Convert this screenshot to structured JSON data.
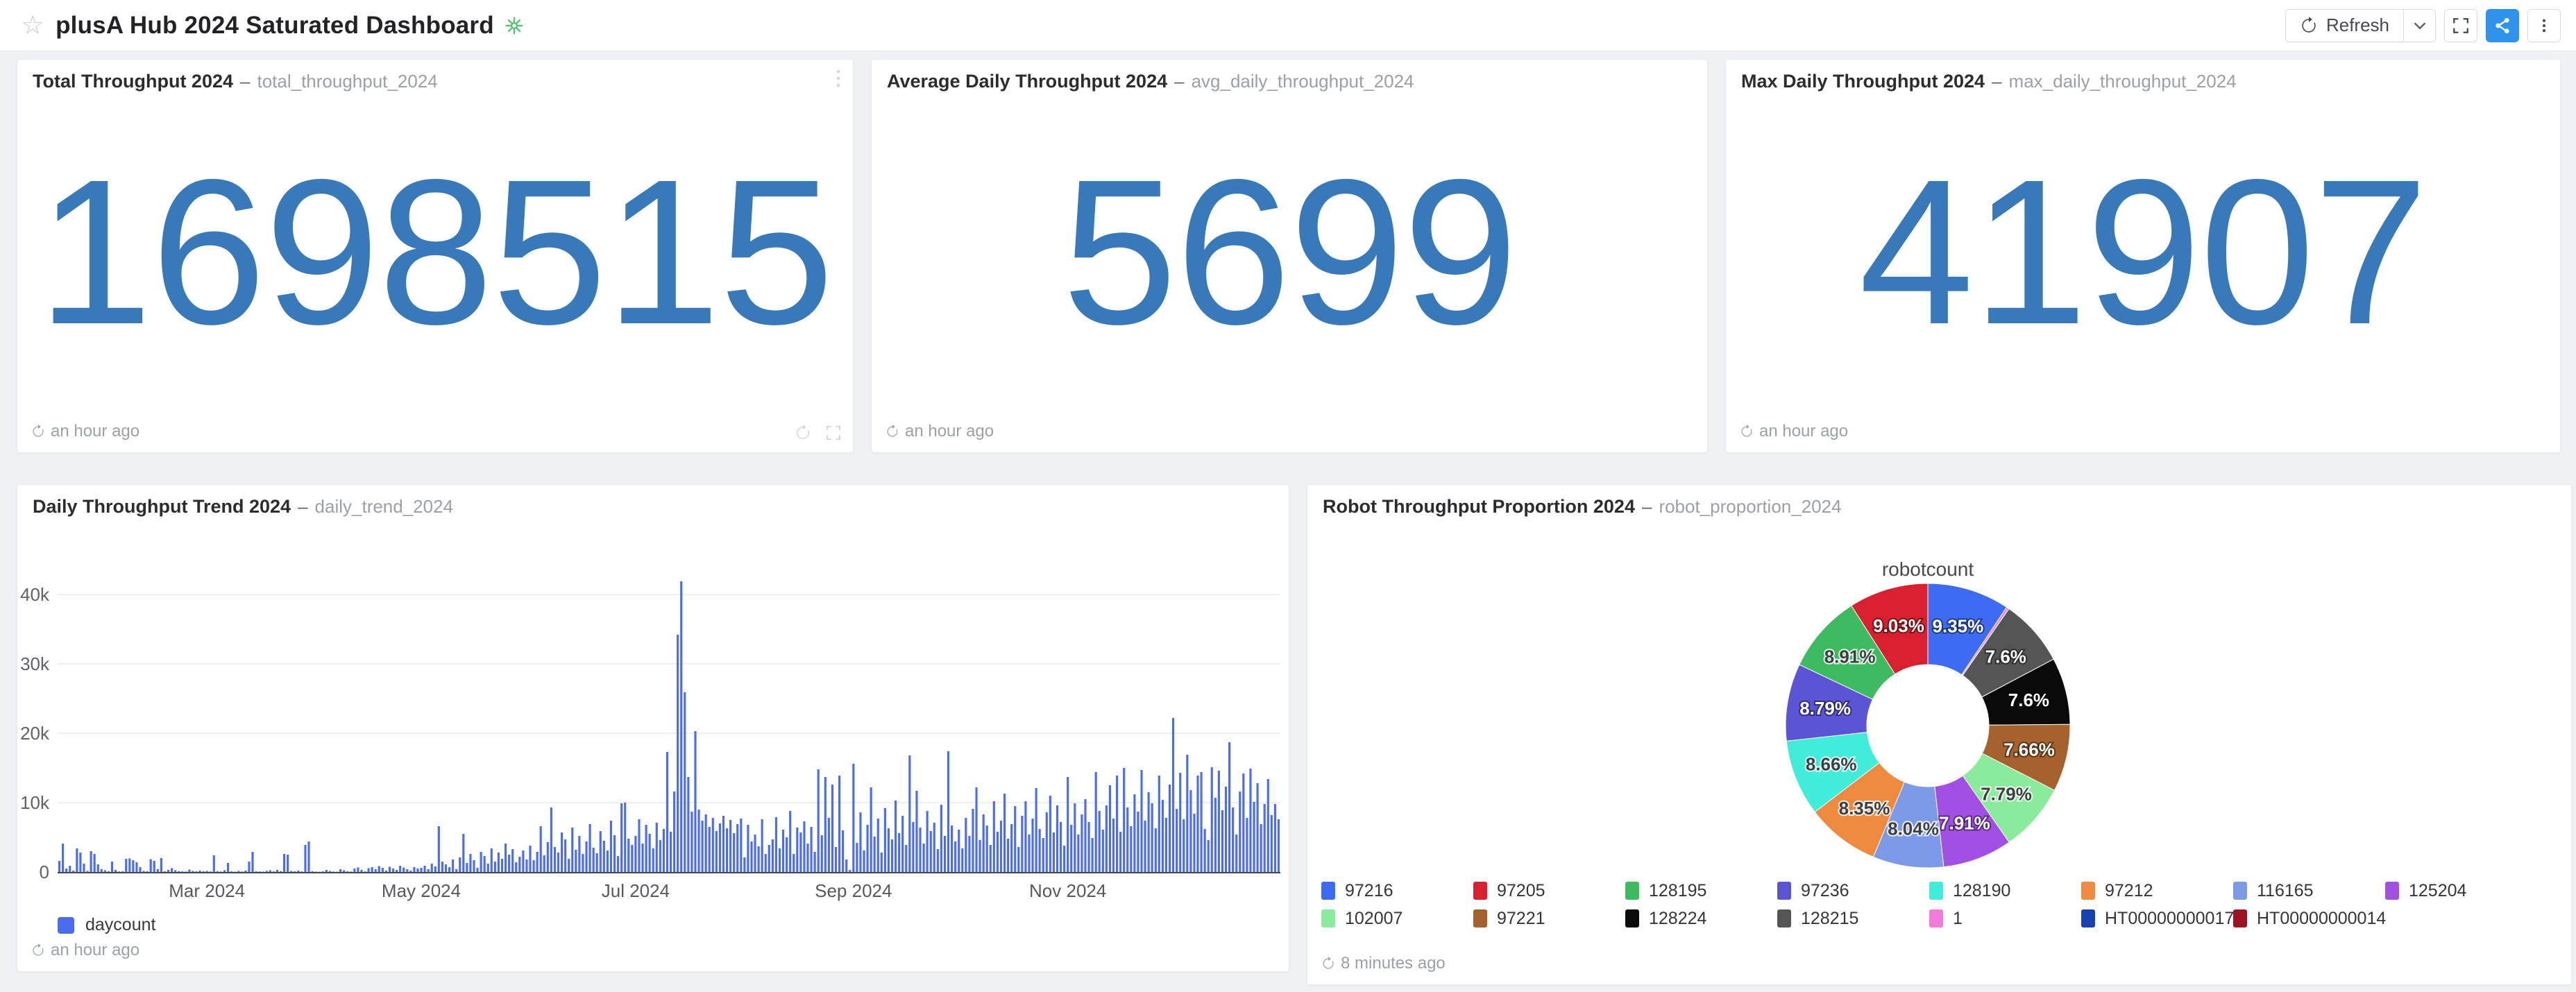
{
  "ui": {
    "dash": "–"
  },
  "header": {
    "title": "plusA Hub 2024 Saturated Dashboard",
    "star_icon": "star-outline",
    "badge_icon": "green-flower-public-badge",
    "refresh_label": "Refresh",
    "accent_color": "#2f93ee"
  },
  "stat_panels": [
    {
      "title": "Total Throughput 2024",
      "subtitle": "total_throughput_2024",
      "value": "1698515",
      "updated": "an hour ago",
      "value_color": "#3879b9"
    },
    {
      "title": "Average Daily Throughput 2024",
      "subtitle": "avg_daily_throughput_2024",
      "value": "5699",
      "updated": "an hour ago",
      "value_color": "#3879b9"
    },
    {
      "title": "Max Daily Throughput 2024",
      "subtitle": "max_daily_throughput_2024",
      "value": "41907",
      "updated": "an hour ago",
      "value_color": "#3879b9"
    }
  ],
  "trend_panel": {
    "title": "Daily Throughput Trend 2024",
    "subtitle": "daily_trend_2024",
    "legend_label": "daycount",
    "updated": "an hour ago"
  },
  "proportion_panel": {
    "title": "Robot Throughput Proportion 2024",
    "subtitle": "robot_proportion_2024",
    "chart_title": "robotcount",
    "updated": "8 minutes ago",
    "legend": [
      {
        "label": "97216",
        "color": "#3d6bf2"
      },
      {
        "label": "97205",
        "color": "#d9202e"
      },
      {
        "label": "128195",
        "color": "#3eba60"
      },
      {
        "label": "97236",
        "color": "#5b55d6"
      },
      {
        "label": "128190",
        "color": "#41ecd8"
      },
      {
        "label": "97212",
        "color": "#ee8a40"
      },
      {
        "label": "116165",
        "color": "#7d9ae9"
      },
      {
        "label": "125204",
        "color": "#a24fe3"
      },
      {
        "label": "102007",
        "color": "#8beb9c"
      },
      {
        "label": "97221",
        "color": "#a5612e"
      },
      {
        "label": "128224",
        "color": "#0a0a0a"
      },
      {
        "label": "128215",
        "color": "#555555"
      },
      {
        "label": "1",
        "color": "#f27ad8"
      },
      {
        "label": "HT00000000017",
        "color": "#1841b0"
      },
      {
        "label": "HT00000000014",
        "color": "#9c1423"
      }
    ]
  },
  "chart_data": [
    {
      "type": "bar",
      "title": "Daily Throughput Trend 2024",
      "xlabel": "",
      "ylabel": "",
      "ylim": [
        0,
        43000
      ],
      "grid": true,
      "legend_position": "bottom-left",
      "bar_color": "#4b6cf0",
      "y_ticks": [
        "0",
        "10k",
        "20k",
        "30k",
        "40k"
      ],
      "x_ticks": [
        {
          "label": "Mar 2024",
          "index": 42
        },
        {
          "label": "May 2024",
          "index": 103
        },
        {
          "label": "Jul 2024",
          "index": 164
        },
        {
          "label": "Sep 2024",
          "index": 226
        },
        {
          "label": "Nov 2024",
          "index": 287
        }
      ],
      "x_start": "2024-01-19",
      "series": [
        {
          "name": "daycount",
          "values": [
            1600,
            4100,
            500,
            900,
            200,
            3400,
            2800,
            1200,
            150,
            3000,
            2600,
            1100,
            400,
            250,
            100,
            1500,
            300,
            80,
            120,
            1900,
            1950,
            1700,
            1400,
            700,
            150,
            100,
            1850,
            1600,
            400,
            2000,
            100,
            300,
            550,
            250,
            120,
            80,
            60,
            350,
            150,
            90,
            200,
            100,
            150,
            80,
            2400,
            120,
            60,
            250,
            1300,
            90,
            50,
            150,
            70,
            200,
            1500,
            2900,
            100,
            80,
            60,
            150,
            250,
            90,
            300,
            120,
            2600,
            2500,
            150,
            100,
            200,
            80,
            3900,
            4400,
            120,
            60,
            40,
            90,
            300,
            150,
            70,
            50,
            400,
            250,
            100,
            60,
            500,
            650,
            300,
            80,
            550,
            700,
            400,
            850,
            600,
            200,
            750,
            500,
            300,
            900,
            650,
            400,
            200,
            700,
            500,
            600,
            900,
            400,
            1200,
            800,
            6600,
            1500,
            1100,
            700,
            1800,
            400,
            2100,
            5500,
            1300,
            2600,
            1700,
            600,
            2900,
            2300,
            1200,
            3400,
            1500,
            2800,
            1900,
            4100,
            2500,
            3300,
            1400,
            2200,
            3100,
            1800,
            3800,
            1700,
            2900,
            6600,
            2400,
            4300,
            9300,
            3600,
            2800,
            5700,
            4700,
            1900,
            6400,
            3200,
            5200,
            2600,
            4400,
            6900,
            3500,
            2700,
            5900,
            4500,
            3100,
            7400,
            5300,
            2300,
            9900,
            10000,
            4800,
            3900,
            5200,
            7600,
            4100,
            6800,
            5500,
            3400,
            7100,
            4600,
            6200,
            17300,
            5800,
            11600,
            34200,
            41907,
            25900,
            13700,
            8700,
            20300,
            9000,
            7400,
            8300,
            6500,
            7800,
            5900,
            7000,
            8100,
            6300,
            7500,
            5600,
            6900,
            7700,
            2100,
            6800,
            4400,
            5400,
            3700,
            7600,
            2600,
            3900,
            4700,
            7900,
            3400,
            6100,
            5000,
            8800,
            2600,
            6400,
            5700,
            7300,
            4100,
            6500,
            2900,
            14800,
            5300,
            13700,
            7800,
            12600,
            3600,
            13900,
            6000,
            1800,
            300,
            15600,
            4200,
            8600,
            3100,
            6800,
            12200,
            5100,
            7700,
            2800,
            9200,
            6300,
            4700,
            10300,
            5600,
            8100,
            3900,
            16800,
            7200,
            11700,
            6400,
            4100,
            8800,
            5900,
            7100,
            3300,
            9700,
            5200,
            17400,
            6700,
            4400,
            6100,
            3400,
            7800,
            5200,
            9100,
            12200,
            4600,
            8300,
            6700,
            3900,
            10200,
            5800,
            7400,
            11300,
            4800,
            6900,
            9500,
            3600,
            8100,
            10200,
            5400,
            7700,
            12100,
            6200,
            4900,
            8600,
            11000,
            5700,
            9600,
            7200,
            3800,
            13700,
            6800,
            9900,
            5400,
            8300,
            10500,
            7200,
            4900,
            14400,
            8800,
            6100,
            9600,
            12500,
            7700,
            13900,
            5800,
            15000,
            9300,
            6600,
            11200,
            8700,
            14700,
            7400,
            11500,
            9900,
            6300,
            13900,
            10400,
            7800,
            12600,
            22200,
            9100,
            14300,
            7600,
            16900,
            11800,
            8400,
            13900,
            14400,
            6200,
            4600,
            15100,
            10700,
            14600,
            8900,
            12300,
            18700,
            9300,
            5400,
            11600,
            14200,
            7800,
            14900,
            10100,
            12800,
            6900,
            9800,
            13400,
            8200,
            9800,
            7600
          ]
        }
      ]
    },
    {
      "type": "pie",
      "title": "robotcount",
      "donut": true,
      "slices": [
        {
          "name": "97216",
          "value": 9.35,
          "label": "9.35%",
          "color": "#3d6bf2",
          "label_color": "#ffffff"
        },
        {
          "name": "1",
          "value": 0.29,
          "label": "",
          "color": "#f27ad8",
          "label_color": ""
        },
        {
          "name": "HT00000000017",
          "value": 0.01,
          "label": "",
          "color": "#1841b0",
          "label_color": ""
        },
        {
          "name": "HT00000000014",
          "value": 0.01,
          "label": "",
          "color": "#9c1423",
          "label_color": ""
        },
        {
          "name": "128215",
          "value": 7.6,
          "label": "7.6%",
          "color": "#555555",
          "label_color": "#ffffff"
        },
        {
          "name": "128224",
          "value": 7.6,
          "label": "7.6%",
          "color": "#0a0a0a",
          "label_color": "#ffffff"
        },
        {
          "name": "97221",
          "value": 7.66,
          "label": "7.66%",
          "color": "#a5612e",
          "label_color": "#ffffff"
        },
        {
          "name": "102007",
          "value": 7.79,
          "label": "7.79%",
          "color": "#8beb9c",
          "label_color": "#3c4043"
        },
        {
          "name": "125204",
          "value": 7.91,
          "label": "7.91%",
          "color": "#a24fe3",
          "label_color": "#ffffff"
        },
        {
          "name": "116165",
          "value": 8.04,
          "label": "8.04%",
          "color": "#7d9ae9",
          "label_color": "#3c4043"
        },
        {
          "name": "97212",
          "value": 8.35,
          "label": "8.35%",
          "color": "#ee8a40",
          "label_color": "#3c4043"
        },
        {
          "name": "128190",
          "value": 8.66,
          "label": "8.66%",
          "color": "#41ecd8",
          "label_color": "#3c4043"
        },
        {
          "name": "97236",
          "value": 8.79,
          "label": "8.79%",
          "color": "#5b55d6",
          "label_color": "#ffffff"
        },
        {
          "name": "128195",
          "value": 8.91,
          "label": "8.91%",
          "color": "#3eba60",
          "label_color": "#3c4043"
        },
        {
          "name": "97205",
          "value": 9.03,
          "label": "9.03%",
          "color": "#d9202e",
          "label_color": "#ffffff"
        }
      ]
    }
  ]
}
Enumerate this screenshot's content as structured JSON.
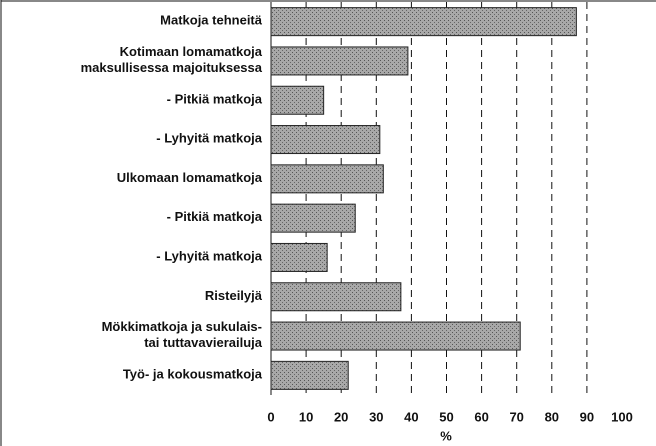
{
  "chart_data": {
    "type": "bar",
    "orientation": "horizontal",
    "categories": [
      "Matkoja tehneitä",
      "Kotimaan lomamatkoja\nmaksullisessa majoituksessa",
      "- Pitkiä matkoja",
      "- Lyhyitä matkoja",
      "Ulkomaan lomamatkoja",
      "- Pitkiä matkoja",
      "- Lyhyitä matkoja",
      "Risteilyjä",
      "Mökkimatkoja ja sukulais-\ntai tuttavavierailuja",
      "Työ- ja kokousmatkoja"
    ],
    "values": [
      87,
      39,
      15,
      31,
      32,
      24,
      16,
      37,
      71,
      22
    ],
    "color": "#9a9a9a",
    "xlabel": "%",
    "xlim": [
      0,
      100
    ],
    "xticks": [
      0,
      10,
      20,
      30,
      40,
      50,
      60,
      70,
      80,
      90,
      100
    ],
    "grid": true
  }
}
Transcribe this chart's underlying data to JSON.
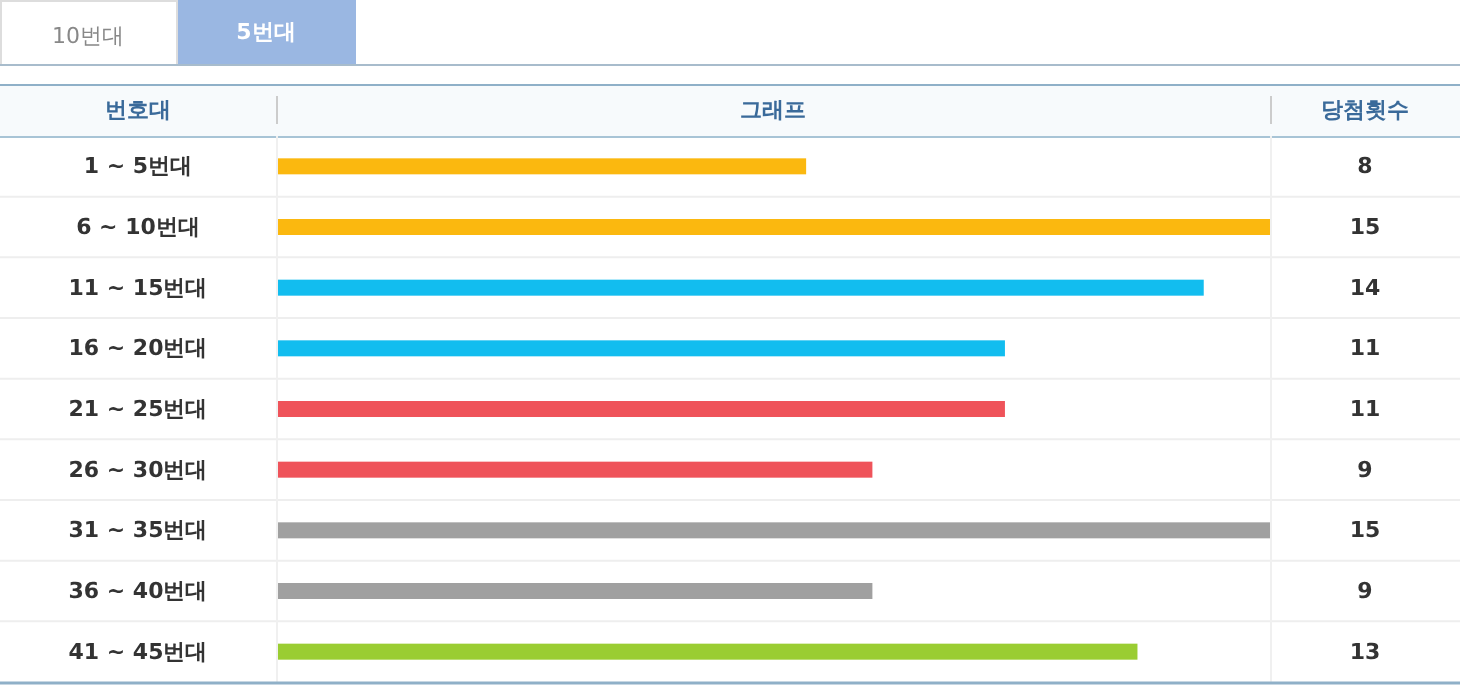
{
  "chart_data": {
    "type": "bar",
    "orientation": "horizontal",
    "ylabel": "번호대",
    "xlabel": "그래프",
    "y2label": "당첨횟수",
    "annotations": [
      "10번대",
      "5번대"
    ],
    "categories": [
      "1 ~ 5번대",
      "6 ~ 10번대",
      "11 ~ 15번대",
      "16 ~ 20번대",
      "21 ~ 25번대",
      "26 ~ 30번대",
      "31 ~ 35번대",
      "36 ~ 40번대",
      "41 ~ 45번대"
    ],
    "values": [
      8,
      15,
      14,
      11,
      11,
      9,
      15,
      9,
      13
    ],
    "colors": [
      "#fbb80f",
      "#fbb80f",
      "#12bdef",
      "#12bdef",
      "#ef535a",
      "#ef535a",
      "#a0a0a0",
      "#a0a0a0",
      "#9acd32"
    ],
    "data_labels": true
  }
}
::::::
▶ Do this
Show each line of the data that contains the string "structured".

▶ Complete response
Convert this screenshot to structured JSON data.
Enumerate this screenshot's content as structured JSON.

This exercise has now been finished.